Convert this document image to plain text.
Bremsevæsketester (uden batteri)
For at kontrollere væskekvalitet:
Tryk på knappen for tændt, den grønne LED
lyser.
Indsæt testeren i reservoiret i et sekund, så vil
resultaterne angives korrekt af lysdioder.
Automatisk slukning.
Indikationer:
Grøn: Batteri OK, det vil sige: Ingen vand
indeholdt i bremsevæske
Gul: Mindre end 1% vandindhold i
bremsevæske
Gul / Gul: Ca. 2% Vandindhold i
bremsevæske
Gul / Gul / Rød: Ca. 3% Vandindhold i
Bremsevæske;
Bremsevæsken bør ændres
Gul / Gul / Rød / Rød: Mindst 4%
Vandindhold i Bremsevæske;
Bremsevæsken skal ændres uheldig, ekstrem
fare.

• **Exercise prompt**: Tally every line of the data that holds the word "Bremsevæsken" and write the count alone.

• **Reply to the task**: 2